◆ **Your instructions**: Exclude images, then output the remaining data verbatim.

[Records about charts and figures]
○ ○ ○

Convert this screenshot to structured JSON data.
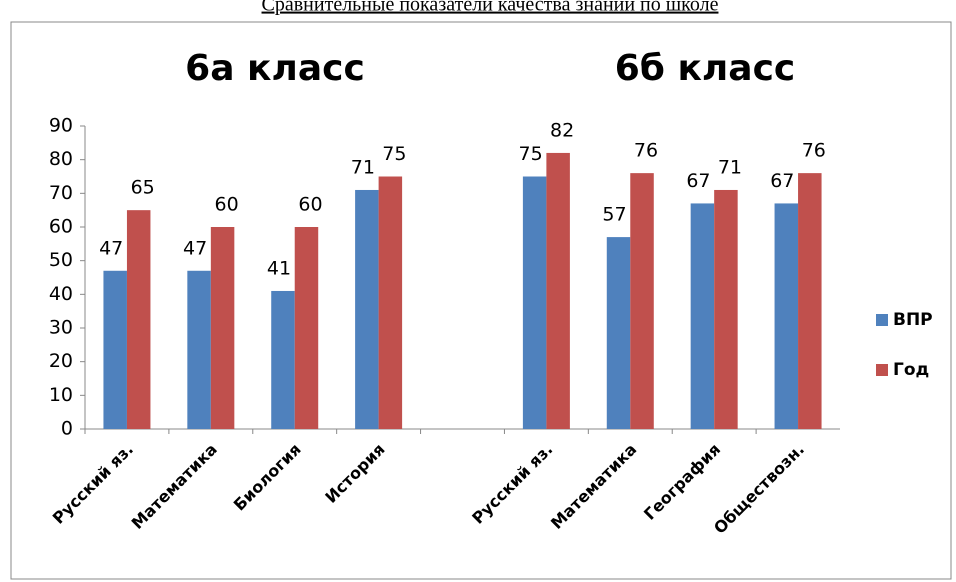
{
  "chart_data": {
    "type": "bar",
    "title": "Сравнительные показатели качества знаний по школе",
    "annotations": [
      "6а класс",
      "6б класс"
    ],
    "categories": [
      "Русский яз.",
      "Математика",
      "Биология",
      "История",
      null,
      "Русский яз.",
      "Математика",
      "География",
      "Обществозн."
    ],
    "series": [
      {
        "name": "ВПР",
        "color": "#4f81bd",
        "values": [
          47,
          47,
          41,
          71,
          null,
          75,
          57,
          67,
          67
        ]
      },
      {
        "name": "Год",
        "color": "#c0504d",
        "values": [
          65,
          60,
          60,
          75,
          null,
          82,
          76,
          71,
          76
        ]
      }
    ],
    "ylim": [
      0,
      90
    ],
    "yticks": [
      0,
      10,
      20,
      30,
      40,
      50,
      60,
      70,
      80,
      90
    ],
    "legend": "right"
  }
}
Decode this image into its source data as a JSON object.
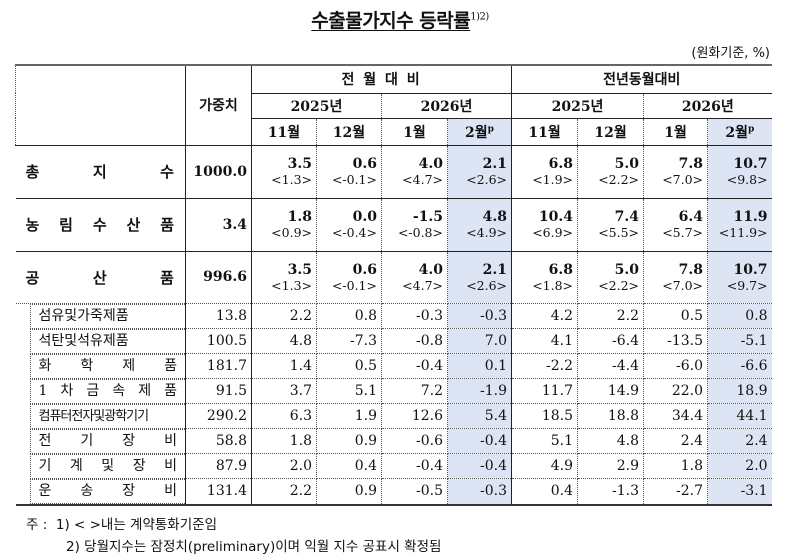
{
  "title": "수출물가지수 등락률",
  "title_footnote": "1)2)",
  "unit": "(원화기준, %)",
  "header": {
    "weight_label": "가중치",
    "group_mom": "전 월 대 비",
    "group_yoy": "전년동월대비",
    "year_2025": "2025년",
    "year_2026": "2026년",
    "months": [
      "11월",
      "12월",
      "1월",
      "2월"
    ],
    "prelim_mark": "p"
  },
  "rows_main": [
    {
      "label": "총 지 수",
      "weight": "1000.0",
      "mom": [
        "3.5",
        "0.6",
        "4.0",
        "2.1"
      ],
      "mom_contract": [
        "<1.3>",
        "<-0.1>",
        "<4.7>",
        "<2.6>"
      ],
      "yoy": [
        "6.8",
        "5.0",
        "7.8",
        "10.7"
      ],
      "yoy_contract": [
        "<1.9>",
        "<2.2>",
        "<7.0>",
        "<9.8>"
      ]
    },
    {
      "label": "농 림 수 산 품",
      "weight": "3.4",
      "mom": [
        "1.8",
        "0.0",
        "-1.5",
        "4.8"
      ],
      "mom_contract": [
        "<0.9>",
        "<-0.4>",
        "<-0.8>",
        "<4.9>"
      ],
      "yoy": [
        "10.4",
        "7.4",
        "6.4",
        "11.9"
      ],
      "yoy_contract": [
        "<6.9>",
        "<5.5>",
        "<5.7>",
        "<11.9>"
      ]
    },
    {
      "label": "공 산 품",
      "weight": "996.6",
      "mom": [
        "3.5",
        "0.6",
        "4.0",
        "2.1"
      ],
      "mom_contract": [
        "<1.3>",
        "<-0.1>",
        "<4.7>",
        "<2.6>"
      ],
      "yoy": [
        "6.8",
        "5.0",
        "7.8",
        "10.7"
      ],
      "yoy_contract": [
        "<1.8>",
        "<2.2>",
        "<7.0>",
        "<9.7>"
      ]
    }
  ],
  "rows_sub": [
    {
      "label": "섬유및가죽제품",
      "weight": "13.8",
      "mom": [
        "2.2",
        "0.8",
        "-0.3",
        "-0.3"
      ],
      "yoy": [
        "4.2",
        "2.2",
        "0.5",
        "0.8"
      ]
    },
    {
      "label": "석탄및석유제품",
      "weight": "100.5",
      "mom": [
        "4.8",
        "-7.3",
        "-0.8",
        "7.0"
      ],
      "yoy": [
        "4.1",
        "-6.4",
        "-13.5",
        "-5.1"
      ]
    },
    {
      "label": "화 학 제 품",
      "weight": "181.7",
      "mom": [
        "1.4",
        "0.5",
        "-0.4",
        "0.1"
      ],
      "yoy": [
        "-2.2",
        "-4.4",
        "-6.0",
        "-6.6"
      ]
    },
    {
      "label": "1 차 금 속 제 품",
      "weight": "91.5",
      "mom": [
        "3.7",
        "5.1",
        "7.2",
        "-1.9"
      ],
      "yoy": [
        "11.7",
        "14.9",
        "22.0",
        "18.9"
      ]
    },
    {
      "label": "컴퓨터전자및광학기기",
      "weight": "290.2",
      "mom": [
        "6.3",
        "1.9",
        "12.6",
        "5.4"
      ],
      "yoy": [
        "18.5",
        "18.8",
        "34.4",
        "44.1"
      ]
    },
    {
      "label": "전 기 장 비",
      "weight": "58.8",
      "mom": [
        "1.8",
        "0.9",
        "-0.6",
        "-0.4"
      ],
      "yoy": [
        "5.1",
        "4.8",
        "2.4",
        "2.4"
      ]
    },
    {
      "label": "기 계 및 장 비",
      "weight": "87.9",
      "mom": [
        "2.0",
        "0.4",
        "-0.4",
        "-0.4"
      ],
      "yoy": [
        "4.9",
        "2.9",
        "1.8",
        "2.0"
      ]
    },
    {
      "label": "운 송 장 비",
      "weight": "131.4",
      "mom": [
        "2.2",
        "0.9",
        "-0.5",
        "-0.3"
      ],
      "yoy": [
        "0.4",
        "-1.3",
        "-2.7",
        "-3.1"
      ]
    }
  ],
  "notes": {
    "prefix": "주 :",
    "note1": "1) < >내는 계약통화기준임",
    "note2": "2) 당월지수는 잠정치(preliminary)이며 익월 지수 공표시 확정됨"
  },
  "colors": {
    "highlight": "#dde4f4"
  }
}
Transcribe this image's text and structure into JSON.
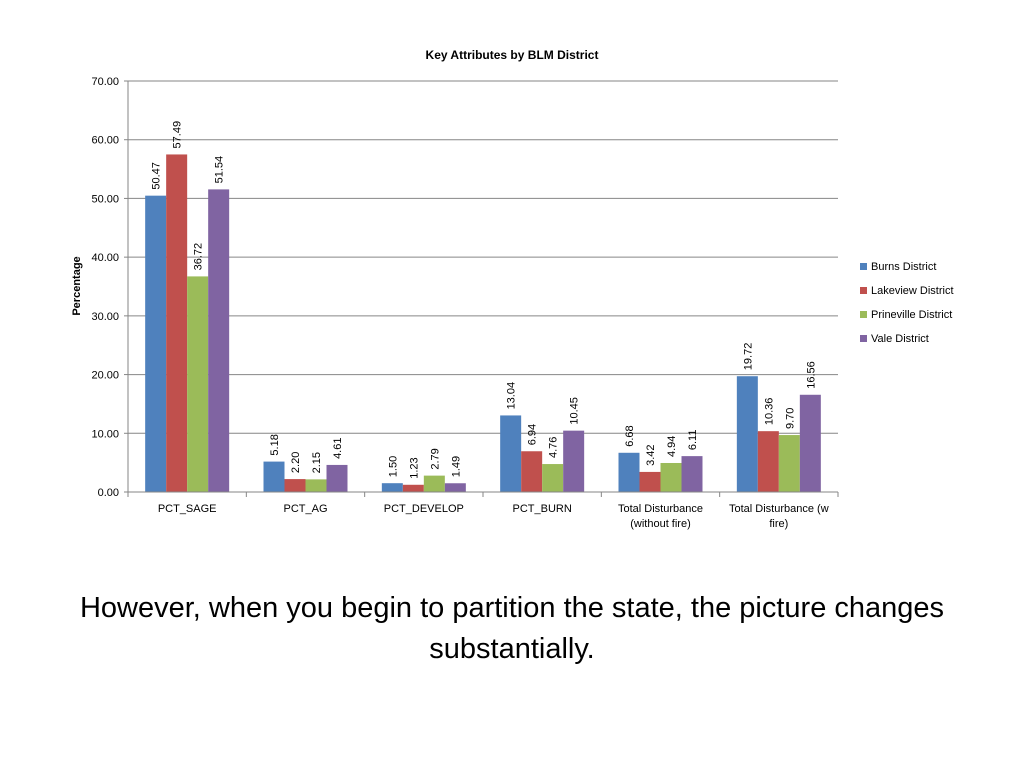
{
  "chart_data": {
    "type": "bar",
    "title": "Key Attributes  by BLM District",
    "ylabel": "Percentage",
    "xlabel": "",
    "ylim": [
      0,
      70
    ],
    "yticks": [
      "0.00",
      "10.00",
      "20.00",
      "30.00",
      "40.00",
      "50.00",
      "60.00",
      "70.00"
    ],
    "grid": true,
    "legend_position": "right",
    "categories": [
      [
        "PCT_SAGE"
      ],
      [
        "PCT_AG"
      ],
      [
        "PCT_DEVELOP"
      ],
      [
        "PCT_BURN"
      ],
      [
        "Total Disturbance",
        "(without fire)"
      ],
      [
        "Total Disturbance (w",
        "fire)"
      ]
    ],
    "series": [
      {
        "name": "Burns District",
        "color": "#4f81bd",
        "values": [
          50.47,
          5.18,
          1.5,
          13.04,
          6.68,
          19.72
        ],
        "labels": [
          "50.47",
          "5.18",
          "1.50",
          "13.04",
          "6.68",
          "19.72"
        ]
      },
      {
        "name": "Lakeview District",
        "color": "#c0504d",
        "values": [
          57.49,
          2.2,
          1.23,
          6.94,
          3.42,
          10.36
        ],
        "labels": [
          "57.49",
          "2.20",
          "1.23",
          "6.94",
          "3.42",
          "10.36"
        ]
      },
      {
        "name": "Prineville District",
        "color": "#9bbb59",
        "values": [
          36.72,
          2.15,
          2.79,
          4.76,
          4.94,
          9.7
        ],
        "labels": [
          "36.72",
          "2.15",
          "2.79",
          "4.76",
          "4.94",
          "9.70"
        ]
      },
      {
        "name": "Vale District",
        "color": "#8064a2",
        "values": [
          51.54,
          4.61,
          1.49,
          10.45,
          6.11,
          16.56
        ],
        "labels": [
          "51.54",
          "4.61",
          "1.49",
          "10.45",
          "6.11",
          "16.56"
        ]
      }
    ]
  },
  "caption": "However, when you begin to partition the state, the picture changes substantially."
}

○ ○ ○

◆ **Full answer**:
Convert this screenshot to structured JSON data.
{
  "chart_data": {
    "type": "bar",
    "title": "Сравнительные показатели качества знаний по школе",
    "annotations": [
      "6а класс",
      "6б класс"
    ],
    "categories": [
      "Русский яз.",
      "Математика",
      "Биология",
      "История",
      null,
      "Русский яз.",
      "Математика",
      "География",
      "Обществозн."
    ],
    "series": [
      {
        "name": "ВПР",
        "color": "#4f81bd",
        "values": [
          47,
          47,
          41,
          71,
          null,
          75,
          57,
          67,
          67
        ]
      },
      {
        "name": "Год",
        "color": "#c0504d",
        "values": [
          65,
          60,
          60,
          75,
          null,
          82,
          76,
          71,
          76
        ]
      }
    ],
    "ylim": [
      0,
      90
    ],
    "yticks": [
      0,
      10,
      20,
      30,
      40,
      50,
      60,
      70,
      80,
      90
    ],
    "legend": "right"
  }
}
Decode this image into its source data as a JSON object.
{
  "title": "수출물가지수 등락률",
  "title_footnote": "1)2)",
  "unit": "(원화기준, %)",
  "header": {
    "weight_label": "가중치",
    "group_mom": "전 월 대 비",
    "group_yoy": "전년동월대비",
    "year_2025": "2025년",
    "year_2026": "2026년",
    "months": [
      "11월",
      "12월",
      "1월",
      "2월"
    ],
    "prelim_mark": "p"
  },
  "rows_main": [
    {
      "label": "총 지 수",
      "weight": "1000.0",
      "mom": [
        "3.5",
        "0.6",
        "4.0",
        "2.1"
      ],
      "mom_contract": [
        "<1.3>",
        "<-0.1>",
        "<4.7>",
        "<2.6>"
      ],
      "yoy": [
        "6.8",
        "5.0",
        "7.8",
        "10.7"
      ],
      "yoy_contract": [
        "<1.9>",
        "<2.2>",
        "<7.0>",
        "<9.8>"
      ]
    },
    {
      "label": "농 림 수 산 품",
      "weight": "3.4",
      "mom": [
        "1.8",
        "0.0",
        "-1.5",
        "4.8"
      ],
      "mom_contract": [
        "<0.9>",
        "<-0.4>",
        "<-0.8>",
        "<4.9>"
      ],
      "yoy": [
        "10.4",
        "7.4",
        "6.4",
        "11.9"
      ],
      "yoy_contract": [
        "<6.9>",
        "<5.5>",
        "<5.7>",
        "<11.9>"
      ]
    },
    {
      "label": "공 산 품",
      "weight": "996.6",
      "mom": [
        "3.5",
        "0.6",
        "4.0",
        "2.1"
      ],
      "mom_contract": [
        "<1.3>",
        "<-0.1>",
        "<4.7>",
        "<2.6>"
      ],
      "yoy": [
        "6.8",
        "5.0",
        "7.8",
        "10.7"
      ],
      "yoy_contract": [
        "<1.8>",
        "<2.2>",
        "<7.0>",
        "<9.7>"
      ]
    }
  ],
  "rows_sub": [
    {
      "label": "섬유및가죽제품",
      "weight": "13.8",
      "mom": [
        "2.2",
        "0.8",
        "-0.3",
        "-0.3"
      ],
      "yoy": [
        "4.2",
        "2.2",
        "0.5",
        "0.8"
      ]
    },
    {
      "label": "석탄및석유제품",
      "weight": "100.5",
      "mom": [
        "4.8",
        "-7.3",
        "-0.8",
        "7.0"
      ],
      "yoy": [
        "4.1",
        "-6.4",
        "-13.5",
        "-5.1"
      ]
    },
    {
      "label": "화 학 제 품",
      "weight": "181.7",
      "mom": [
        "1.4",
        "0.5",
        "-0.4",
        "0.1"
      ],
      "yoy": [
        "-2.2",
        "-4.4",
        "-6.0",
        "-6.6"
      ]
    },
    {
      "label": "1 차 금 속 제 품",
      "weight": "91.5",
      "mom": [
        "3.7",
        "5.1",
        "7.2",
        "-1.9"
      ],
      "yoy": [
        "11.7",
        "14.9",
        "22.0",
        "18.9"
      ]
    },
    {
      "label": "컴퓨터전자및광학기기",
      "weight": "290.2",
      "mom": [
        "6.3",
        "1.9",
        "12.6",
        "5.4"
      ],
      "yoy": [
        "18.5",
        "18.8",
        "34.4",
        "44.1"
      ]
    },
    {
      "label": "전 기 장 비",
      "weight": "58.8",
      "mom": [
        "1.8",
        "0.9",
        "-0.6",
        "-0.4"
      ],
      "yoy": [
        "5.1",
        "4.8",
        "2.4",
        "2.4"
      ]
    },
    {
      "label": "기 계 및 장 비",
      "weight": "87.9",
      "mom": [
        "2.0",
        "0.4",
        "-0.4",
        "-0.4"
      ],
      "yoy": [
        "4.9",
        "2.9",
        "1.8",
        "2.0"
      ]
    },
    {
      "label": "운 송 장 비",
      "weight": "131.4",
      "mom": [
        "2.2",
        "0.9",
        "-0.5",
        "-0.3"
      ],
      "yoy": [
        "0.4",
        "-1.3",
        "-2.7",
        "-3.1"
      ]
    }
  ],
  "notes": {
    "prefix": "주 :",
    "note1": "1) < >내는 계약통화기준임",
    "note2": "2) 당월지수는 잠정치(preliminary)이며 익월 지수 공표시 확정됨"
  },
  "colors": {
    "highlight": "#dde4f4"
  }
}
Transcribe this image's text and structure into JSON.
{
  "chart_data": {
    "type": "bar",
    "title": "Key Attributes  by BLM District",
    "ylabel": "Percentage",
    "xlabel": "",
    "ylim": [
      0,
      70
    ],
    "yticks": [
      "0.00",
      "10.00",
      "20.00",
      "30.00",
      "40.00",
      "50.00",
      "60.00",
      "70.00"
    ],
    "grid": true,
    "legend_position": "right",
    "categories": [
      [
        "PCT_SAGE"
      ],
      [
        "PCT_AG"
      ],
      [
        "PCT_DEVELOP"
      ],
      [
        "PCT_BURN"
      ],
      [
        "Total Disturbance",
        "(without fire)"
      ],
      [
        "Total Disturbance (w",
        "fire)"
      ]
    ],
    "series": [
      {
        "name": "Burns District",
        "color": "#4f81bd",
        "values": [
          50.47,
          5.18,
          1.5,
          13.04,
          6.68,
          19.72
        ],
        "labels": [
          "50.47",
          "5.18",
          "1.50",
          "13.04",
          "6.68",
          "19.72"
        ]
      },
      {
        "name": "Lakeview District",
        "color": "#c0504d",
        "values": [
          57.49,
          2.2,
          1.23,
          6.94,
          3.42,
          10.36
        ],
        "labels": [
          "57.49",
          "2.20",
          "1.23",
          "6.94",
          "3.42",
          "10.36"
        ]
      },
      {
        "name": "Prineville District",
        "color": "#9bbb59",
        "values": [
          36.72,
          2.15,
          2.79,
          4.76,
          4.94,
          9.7
        ],
        "labels": [
          "36.72",
          "2.15",
          "2.79",
          "4.76",
          "4.94",
          "9.70"
        ]
      },
      {
        "name": "Vale District",
        "color": "#8064a2",
        "values": [
          51.54,
          4.61,
          1.49,
          10.45,
          6.11,
          16.56
        ],
        "labels": [
          "51.54",
          "4.61",
          "1.49",
          "10.45",
          "6.11",
          "16.56"
        ]
      }
    ]
  },
  "caption": "However, when you begin to partition the state, the picture changes substantially."
}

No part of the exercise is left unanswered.